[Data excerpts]
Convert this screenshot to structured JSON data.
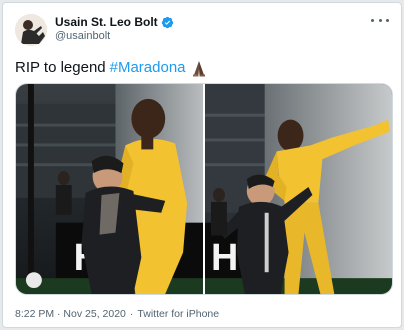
{
  "tweet": {
    "display_name": "Usain St. Leo Bolt",
    "handle": "@usainbolt",
    "text_plain": "RIP to legend",
    "hashtag": "#Maradona",
    "date": "8:22 PM · Nov 25, 2020",
    "separator": "·",
    "source": "Twitter for iPhone",
    "banner_text": "HU"
  },
  "icons": {
    "verified": "verified-badge-icon",
    "more": "more-options-icon",
    "emoji": "folded-hands-emoji"
  },
  "colors": {
    "link": "#1d9bf0",
    "verified": "#1d9bf0",
    "jersey_yellow": "#f2c230"
  }
}
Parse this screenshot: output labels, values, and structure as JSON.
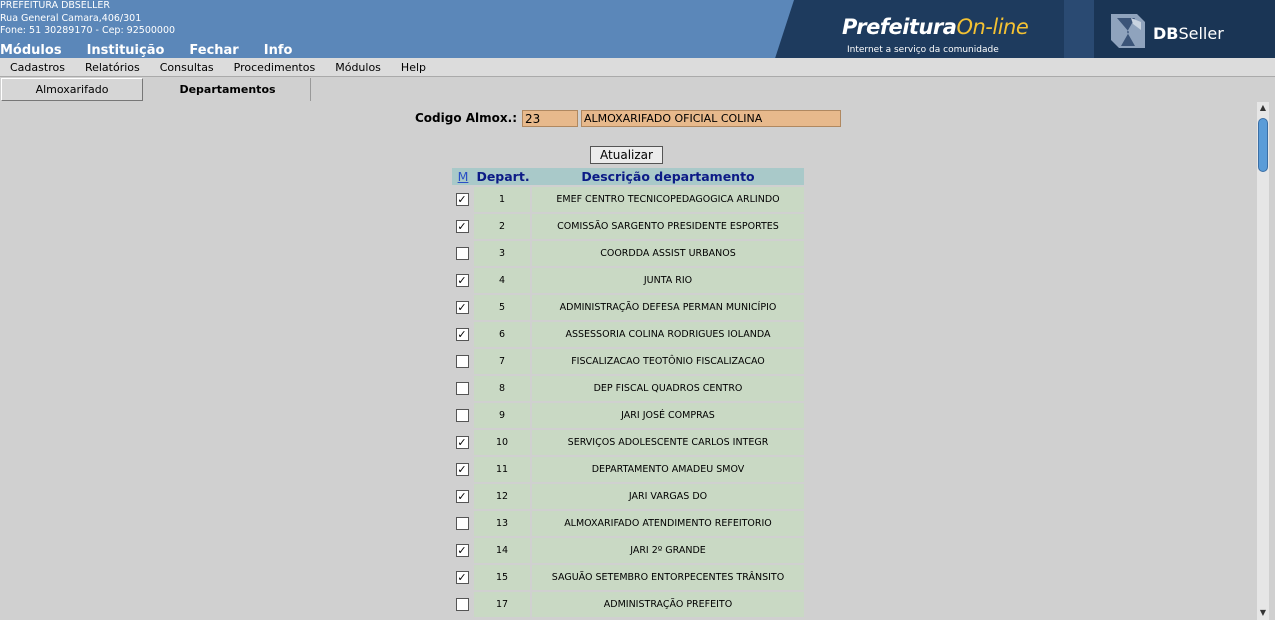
{
  "header": {
    "org_name": "PREFEITURA DBSELLER",
    "address": "Rua General Camara,406/301",
    "phone_line": "Fone: 51 30289170  -  Cep: 92500000",
    "top_menu": [
      "Módulos",
      "Instituição",
      "Fechar",
      "Info"
    ],
    "logo_word": "Prefeitura",
    "logo_online": "On-line",
    "logo_tagline": "Internet a serviço da comunidade",
    "dbseller_bold": "DB",
    "dbseller_rest": "Seller"
  },
  "menubar": [
    "Cadastros",
    "Relatórios",
    "Consultas",
    "Procedimentos",
    "Módulos",
    "Help"
  ],
  "tabs": [
    {
      "label": "Almoxarifado",
      "active": false
    },
    {
      "label": "Departamentos",
      "active": true
    }
  ],
  "form": {
    "codigo_label": "Codigo Almox.:",
    "codigo_value": "23",
    "descricao_value": "ALMOXARIFADO OFICIAL COLINA",
    "update_button": "Atualizar"
  },
  "table": {
    "headers": {
      "mark": "M",
      "depart": "Depart.",
      "descricao": "Descrição departamento"
    },
    "rows": [
      {
        "checked": true,
        "depart": "1",
        "descricao": "EMEF CENTRO TECNICOPEDAGOGICA ARLINDO"
      },
      {
        "checked": true,
        "depart": "2",
        "descricao": "COMISSÃO SARGENTO PRESIDENTE ESPORTES"
      },
      {
        "checked": false,
        "depart": "3",
        "descricao": "COORDDA ASSIST URBANOS"
      },
      {
        "checked": true,
        "depart": "4",
        "descricao": "JUNTA RIO"
      },
      {
        "checked": true,
        "depart": "5",
        "descricao": "ADMINISTRAÇÃO DEFESA PERMAN MUNICÍPIO"
      },
      {
        "checked": true,
        "depart": "6",
        "descricao": "ASSESSORIA COLINA RODRIGUES IOLANDA"
      },
      {
        "checked": false,
        "depart": "7",
        "descricao": "FISCALIZACAO TEOTÔNIO FISCALIZACAO"
      },
      {
        "checked": false,
        "depart": "8",
        "descricao": "DEP FISCAL QUADROS CENTRO"
      },
      {
        "checked": false,
        "depart": "9",
        "descricao": "JARI JOSÉ COMPRAS"
      },
      {
        "checked": true,
        "depart": "10",
        "descricao": "SERVIÇOS ADOLESCENTE CARLOS INTEGR"
      },
      {
        "checked": true,
        "depart": "11",
        "descricao": "DEPARTAMENTO AMADEU SMOV"
      },
      {
        "checked": true,
        "depart": "12",
        "descricao": "JARI VARGAS DO"
      },
      {
        "checked": false,
        "depart": "13",
        "descricao": "ALMOXARIFADO ATENDIMENTO REFEITORIO"
      },
      {
        "checked": true,
        "depart": "14",
        "descricao": "JARI 2º GRANDE"
      },
      {
        "checked": true,
        "depart": "15",
        "descricao": "SAGUÃO SETEMBRO ENTORPECENTES TRÂNSITO"
      },
      {
        "checked": false,
        "depart": "17",
        "descricao": "ADMINISTRAÇÃO PREFEITO"
      }
    ]
  },
  "icons": {
    "check": "✓",
    "scroll_up": "▲",
    "scroll_down": "▼"
  }
}
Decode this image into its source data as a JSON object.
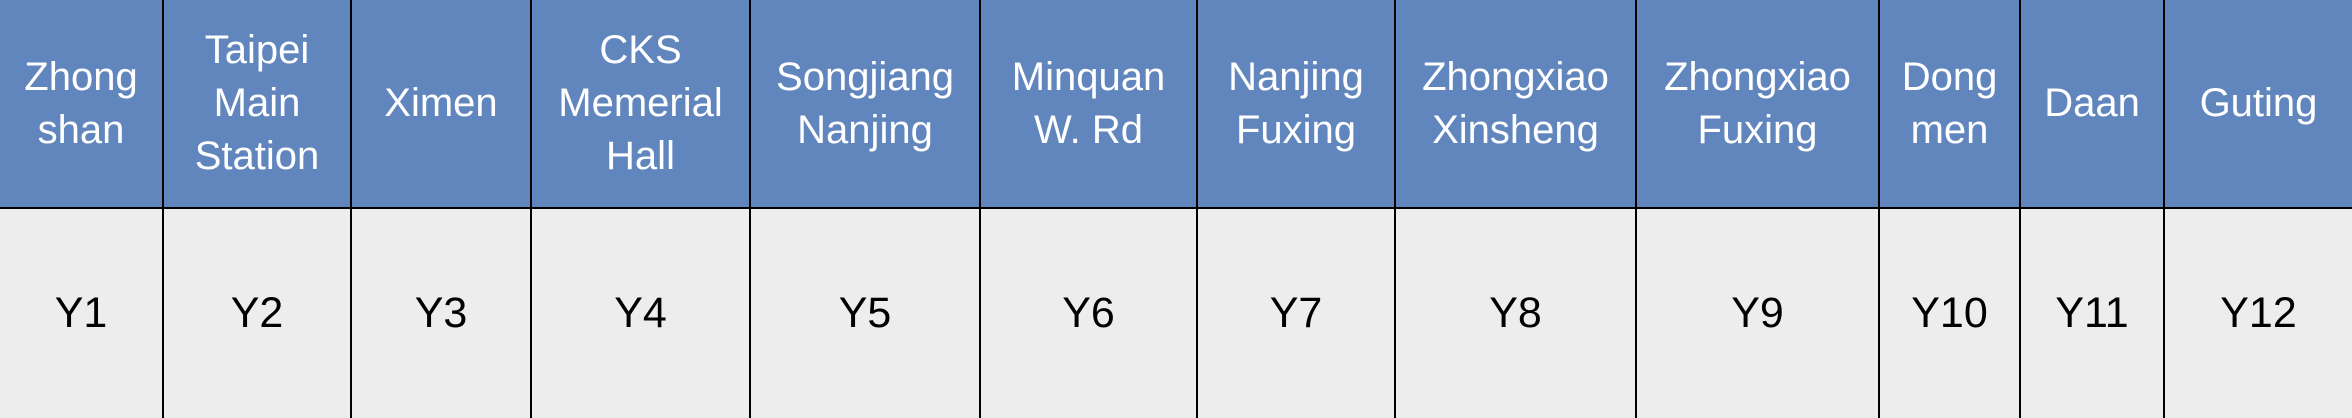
{
  "stations": [
    {
      "name_lines": [
        "Zhong",
        "shan"
      ],
      "code": "Y1"
    },
    {
      "name_lines": [
        "Taipei",
        "Main",
        "Station"
      ],
      "code": "Y2"
    },
    {
      "name_lines": [
        "Ximen"
      ],
      "code": "Y3"
    },
    {
      "name_lines": [
        "CKS",
        "Memerial",
        "Hall"
      ],
      "code": "Y4"
    },
    {
      "name_lines": [
        "Songjiang",
        "Nanjing"
      ],
      "code": "Y5"
    },
    {
      "name_lines": [
        "Minquan",
        "W. Rd"
      ],
      "code": "Y6"
    },
    {
      "name_lines": [
        "Nanjing",
        "Fuxing"
      ],
      "code": "Y7"
    },
    {
      "name_lines": [
        "Zhongxiao",
        "Xinsheng"
      ],
      "code": "Y8"
    },
    {
      "name_lines": [
        "Zhongxiao",
        "Fuxing"
      ],
      "code": "Y9"
    },
    {
      "name_lines": [
        "Dong",
        "men"
      ],
      "code": "Y10"
    },
    {
      "name_lines": [
        "Daan"
      ],
      "code": "Y11"
    },
    {
      "name_lines": [
        "Guting"
      ],
      "code": "Y12"
    }
  ],
  "colors": {
    "header_background": "#6186be",
    "header_text": "#ffffff",
    "body_background": "#ededed",
    "body_text": "#000000",
    "grid_lines": "#000000"
  }
}
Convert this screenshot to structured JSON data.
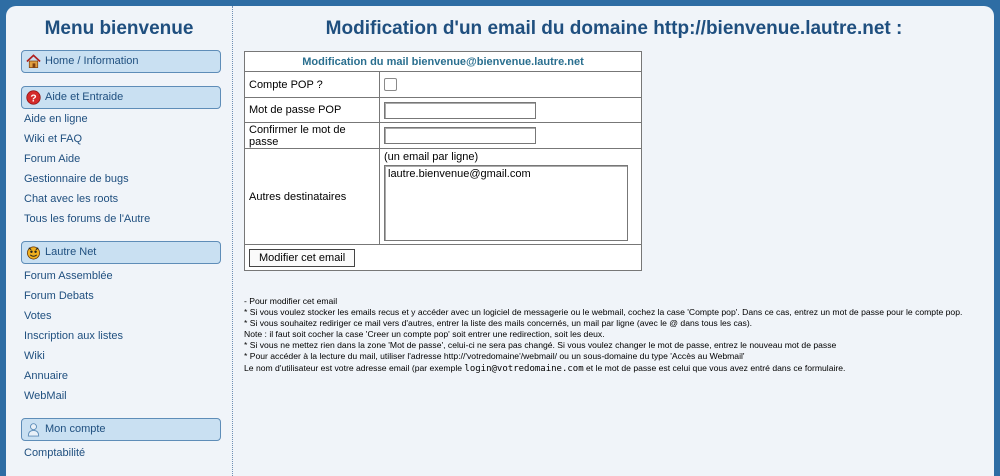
{
  "sidebar": {
    "title": "Menu bienvenue",
    "sections": [
      {
        "icon": "home-icon",
        "label": "Home / Information",
        "items": []
      },
      {
        "icon": "help-icon",
        "label": "Aide et Entraide",
        "items": [
          "Aide en ligne",
          "Wiki et FAQ",
          "Forum Aide",
          "Gestionnaire de bugs",
          "Chat avec les roots",
          "Tous les forums de l'Autre"
        ]
      },
      {
        "icon": "lautre-logo-icon",
        "label": "Lautre Net",
        "items": [
          "Forum Assemblée",
          "Forum Debats",
          "Votes",
          "Inscription aux listes",
          "Wiki",
          "Annuaire",
          "WebMail"
        ]
      },
      {
        "icon": "user-icon",
        "label": "Mon compte",
        "items": [
          "Comptabilité"
        ]
      }
    ]
  },
  "main": {
    "title": "Modification d'un email du domaine http://bienvenue.lautre.net :",
    "form": {
      "caption": "Modification du mail bienvenue@bienvenue.lautre.net",
      "pop_label": "Compte POP ?",
      "pop_checked": false,
      "password_label": "Mot de passe POP",
      "confirm_label": "Confirmer le mot de passe",
      "recipients_label": "Autres destinataires",
      "recipients_hint": "(un email par ligne)",
      "recipients_value": "lautre.bienvenue@gmail.com",
      "submit_label": "Modifier cet email"
    },
    "help": {
      "line1": "- Pour modifier cet email",
      "line2": "* Si vous voulez stocker les emails recus et y accéder avec un logiciel de messagerie ou le webmail, cochez la case 'Compte pop'. Dans ce cas, entrez un mot de passe pour le compte pop.",
      "line3": "* Si vous souhaitez rediriger ce mail vers d'autres, entrer la liste des mails concernés, un mail par ligne (avec le @ dans tous les cas).",
      "line4": "Note : il faut soit cocher la case 'Creer un compte pop' soit entrer une redirection, soit les deux.",
      "line5": "* Si vous ne mettez rien dans la zone 'Mot de passe', celui-ci ne sera pas changé. Si vous voulez changer le mot de passe, entrez le nouveau mot de passe",
      "line6": "* Pour accéder à la lecture du mail, utiliser l'adresse http://'votredomaine'/webmail/ ou un sous-domaine du type 'Accès au Webmail'",
      "line7_pre": "Le nom d'utilisateur est votre adresse email (par exemple ",
      "line7_code": "login@votredomaine.com",
      "line7_post": " et le mot de passe est celui que vous avez entré dans ce formulaire."
    }
  }
}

[EXERCISE TASK] Take the records above and transcribe them exactly, dropping every picture.

[ANSWER TO THE EXERCISE]
Convert this screenshot to structured JSON data.
{
  "tweet": {
    "display_name": "Usain St. Leo Bolt",
    "handle": "@usainbolt",
    "text_plain": "RIP to legend",
    "hashtag": "#Maradona",
    "date": "8:22 PM · Nov 25, 2020",
    "separator": "·",
    "source": "Twitter for iPhone",
    "banner_text": "HU"
  },
  "icons": {
    "verified": "verified-badge-icon",
    "more": "more-options-icon",
    "emoji": "folded-hands-emoji"
  },
  "colors": {
    "link": "#1d9bf0",
    "verified": "#1d9bf0",
    "jersey_yellow": "#f2c230"
  }
}
Parse this screenshot: output labels, values, and structure as JSON.
{
  "header": {
    "org_name": "PREFEITURA DBSELLER",
    "address": "Rua General Camara,406/301",
    "phone_line": "Fone: 51 30289170  -  Cep: 92500000",
    "top_menu": [
      "Módulos",
      "Instituição",
      "Fechar",
      "Info"
    ],
    "logo_word": "Prefeitura",
    "logo_online": "On-line",
    "logo_tagline": "Internet a serviço da comunidade",
    "dbseller_bold": "DB",
    "dbseller_rest": "Seller"
  },
  "menubar": [
    "Cadastros",
    "Relatórios",
    "Consultas",
    "Procedimentos",
    "Módulos",
    "Help"
  ],
  "tabs": [
    {
      "label": "Almoxarifado",
      "active": false
    },
    {
      "label": "Departamentos",
      "active": true
    }
  ],
  "form": {
    "codigo_label": "Codigo Almox.:",
    "codigo_value": "23",
    "descricao_value": "ALMOXARIFADO OFICIAL COLINA",
    "update_button": "Atualizar"
  },
  "table": {
    "headers": {
      "mark": "M",
      "depart": "Depart.",
      "descricao": "Descrição departamento"
    },
    "rows": [
      {
        "checked": true,
        "depart": "1",
        "descricao": "EMEF CENTRO TECNICOPEDAGOGICA ARLINDO"
      },
      {
        "checked": true,
        "depart": "2",
        "descricao": "COMISSÃO SARGENTO PRESIDENTE ESPORTES"
      },
      {
        "checked": false,
        "depart": "3",
        "descricao": "COORDDA ASSIST URBANOS"
      },
      {
        "checked": true,
        "depart": "4",
        "descricao": "JUNTA RIO"
      },
      {
        "checked": true,
        "depart": "5",
        "descricao": "ADMINISTRAÇÃO DEFESA PERMAN MUNICÍPIO"
      },
      {
        "checked": true,
        "depart": "6",
        "descricao": "ASSESSORIA COLINA RODRIGUES IOLANDA"
      },
      {
        "checked": false,
        "depart": "7",
        "descricao": "FISCALIZACAO TEOTÔNIO FISCALIZACAO"
      },
      {
        "checked": false,
        "depart": "8",
        "descricao": "DEP FISCAL QUADROS CENTRO"
      },
      {
        "checked": false,
        "depart": "9",
        "descricao": "JARI JOSÉ COMPRAS"
      },
      {
        "checked": true,
        "depart": "10",
        "descricao": "SERVIÇOS ADOLESCENTE CARLOS INTEGR"
      },
      {
        "checked": true,
        "depart": "11",
        "descricao": "DEPARTAMENTO AMADEU SMOV"
      },
      {
        "checked": true,
        "depart": "12",
        "descricao": "JARI VARGAS DO"
      },
      {
        "checked": false,
        "depart": "13",
        "descricao": "ALMOXARIFADO ATENDIMENTO REFEITORIO"
      },
      {
        "checked": true,
        "depart": "14",
        "descricao": "JARI 2º GRANDE"
      },
      {
        "checked": true,
        "depart": "15",
        "descricao": "SAGUÃO SETEMBRO ENTORPECENTES TRÂNSITO"
      },
      {
        "checked": false,
        "depart": "17",
        "descricao": "ADMINISTRAÇÃO PREFEITO"
      }
    ]
  },
  "icons": {
    "check": "✓",
    "scroll_up": "▲",
    "scroll_down": "▼"
  }
}
Decode this image into its source data as a JSON object.
{
  "stations": [
    {
      "name_lines": [
        "Zhong",
        "shan"
      ],
      "code": "Y1"
    },
    {
      "name_lines": [
        "Taipei",
        "Main",
        "Station"
      ],
      "code": "Y2"
    },
    {
      "name_lines": [
        "Ximen"
      ],
      "code": "Y3"
    },
    {
      "name_lines": [
        "CKS",
        "Memerial",
        "Hall"
      ],
      "code": "Y4"
    },
    {
      "name_lines": [
        "Songjiang",
        "Nanjing"
      ],
      "code": "Y5"
    },
    {
      "name_lines": [
        "Minquan",
        "W. Rd"
      ],
      "code": "Y6"
    },
    {
      "name_lines": [
        "Nanjing",
        "Fuxing"
      ],
      "code": "Y7"
    },
    {
      "name_lines": [
        "Zhongxiao",
        "Xinsheng"
      ],
      "code": "Y8"
    },
    {
      "name_lines": [
        "Zhongxiao",
        "Fuxing"
      ],
      "code": "Y9"
    },
    {
      "name_lines": [
        "Dong",
        "men"
      ],
      "code": "Y10"
    },
    {
      "name_lines": [
        "Daan"
      ],
      "code": "Y11"
    },
    {
      "name_lines": [
        "Guting"
      ],
      "code": "Y12"
    }
  ],
  "colors": {
    "header_background": "#6186be",
    "header_text": "#ffffff",
    "body_background": "#ededed",
    "body_text": "#000000",
    "grid_lines": "#000000"
  }
}
Convert this screenshot to structured JSON data.
{
  "sidebar": {
    "title": "Menu bienvenue",
    "sections": [
      {
        "icon": "home-icon",
        "label": "Home / Information",
        "items": []
      },
      {
        "icon": "help-icon",
        "label": "Aide et Entraide",
        "items": [
          "Aide en ligne",
          "Wiki et FAQ",
          "Forum Aide",
          "Gestionnaire de bugs",
          "Chat avec les roots",
          "Tous les forums de l'Autre"
        ]
      },
      {
        "icon": "lautre-logo-icon",
        "label": "Lautre Net",
        "items": [
          "Forum Assemblée",
          "Forum Debats",
          "Votes",
          "Inscription aux listes",
          "Wiki",
          "Annuaire",
          "WebMail"
        ]
      },
      {
        "icon": "user-icon",
        "label": "Mon compte",
        "items": [
          "Comptabilité"
        ]
      }
    ]
  },
  "main": {
    "title": "Modification d'un email du domaine http://bienvenue.lautre.net :",
    "form": {
      "caption": "Modification du mail bienvenue@bienvenue.lautre.net",
      "pop_label": "Compte POP ?",
      "pop_checked": false,
      "password_label": "Mot de passe POP",
      "confirm_label": "Confirmer le mot de passe",
      "recipients_label": "Autres destinataires",
      "recipients_hint": "(un email par ligne)",
      "recipients_value": "lautre.bienvenue@gmail.com",
      "submit_label": "Modifier cet email"
    },
    "help": {
      "line1": "- Pour modifier cet email",
      "line2": "* Si vous voulez stocker les emails recus et y accéder avec un logiciel de messagerie ou le webmail, cochez la case 'Compte pop'. Dans ce cas, entrez un mot de passe pour le compte pop.",
      "line3": "* Si vous souhaitez rediriger ce mail vers d'autres, entrer la liste des mails concernés, un mail par ligne (avec le @ dans tous les cas).",
      "line4": "Note : il faut soit cocher la case 'Creer un compte pop' soit entrer une redirection, soit les deux.",
      "line5": "* Si vous ne mettez rien dans la zone 'Mot de passe', celui-ci ne sera pas changé. Si vous voulez changer le mot de passe, entrez le nouveau mot de passe",
      "line6": "* Pour accéder à la lecture du mail, utiliser l'adresse http://'votredomaine'/webmail/ ou un sous-domaine du type 'Accès au Webmail'",
      "line7_pre": "Le nom d'utilisateur est votre adresse email (par exemple ",
      "line7_code": "login@votredomaine.com",
      "line7_post": " et le mot de passe est celui que vous avez entré dans ce formulaire."
    }
  }
}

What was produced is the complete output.